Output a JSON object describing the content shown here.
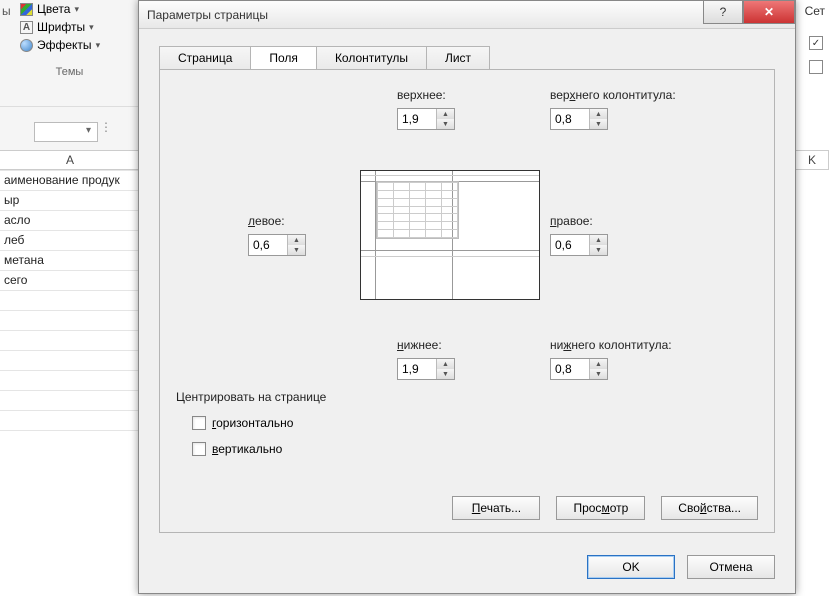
{
  "ribbon": {
    "colors_label": "Цвета",
    "fonts_label": "Шрифты",
    "effects_label": "Эффекты",
    "themes_label": "Темы",
    "truncated_y": "ы"
  },
  "right_panel": {
    "grid_label": "Сет",
    "checkbox1_checked": true,
    "checkbox2_checked": false
  },
  "sheet": {
    "col_a": "A",
    "col_k": "K",
    "rows": [
      "аименование продук",
      "ыр",
      "асло",
      "леб",
      "метана",
      "сего",
      "",
      "",
      "",
      "",
      "",
      "",
      "",
      ""
    ]
  },
  "dialog": {
    "title": "Параметры страницы",
    "tabs": {
      "page": "Страница",
      "margins": "Поля",
      "headers": "Колонтитулы",
      "sheet": "Лист"
    },
    "margins": {
      "top_label": "верхнее:",
      "top_value": "1,9",
      "header_label": "верхнего колонтитула:",
      "header_value": "0,8",
      "left_label": "левое:",
      "left_value": "0,6",
      "right_label": "правое:",
      "right_value": "0,6",
      "bottom_label": "нижнее:",
      "bottom_value": "1,9",
      "footer_label": "нижнего колонтитула:",
      "footer_value": "0,8"
    },
    "center": {
      "group_label": "Центрировать на странице",
      "horizontal": "горизонтально",
      "vertical": "вертикально"
    },
    "buttons": {
      "print": "Печать...",
      "preview": "Просмотр",
      "properties": "Свойства...",
      "ok": "OK",
      "cancel": "Отмена"
    }
  }
}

_____

## Set exercise
Excluding the pictures, reproduce every entry exactly as given.

## Response to the exercise
Output a JSON object describing the content shown here.
{
  "ribbon": {
    "colors_label": "Цвета",
    "fonts_label": "Шрифты",
    "effects_label": "Эффекты",
    "themes_label": "Темы",
    "truncated_y": "ы"
  },
  "right_panel": {
    "grid_label": "Сет",
    "checkbox1_checked": true,
    "checkbox2_checked": false
  },
  "sheet": {
    "col_a": "A",
    "col_k": "K",
    "rows": [
      "аименование продук",
      "ыр",
      "асло",
      "леб",
      "метана",
      "сего",
      "",
      "",
      "",
      "",
      "",
      "",
      "",
      ""
    ]
  },
  "dialog": {
    "title": "Параметры страницы",
    "tabs": {
      "page": "Страница",
      "margins": "Поля",
      "headers": "Колонтитулы",
      "sheet": "Лист"
    },
    "margins": {
      "top_label": "верхнее:",
      "top_value": "1,9",
      "header_label": "верхнего колонтитула:",
      "header_value": "0,8",
      "left_label": "левое:",
      "left_value": "0,6",
      "right_label": "правое:",
      "right_value": "0,6",
      "bottom_label": "нижнее:",
      "bottom_value": "1,9",
      "footer_label": "нижнего колонтитула:",
      "footer_value": "0,8"
    },
    "center": {
      "group_label": "Центрировать на странице",
      "horizontal": "горизонтально",
      "vertical": "вертикально"
    },
    "buttons": {
      "print": "Печать...",
      "preview": "Просмотр",
      "properties": "Свойства...",
      "ok": "OK",
      "cancel": "Отмена"
    }
  }
}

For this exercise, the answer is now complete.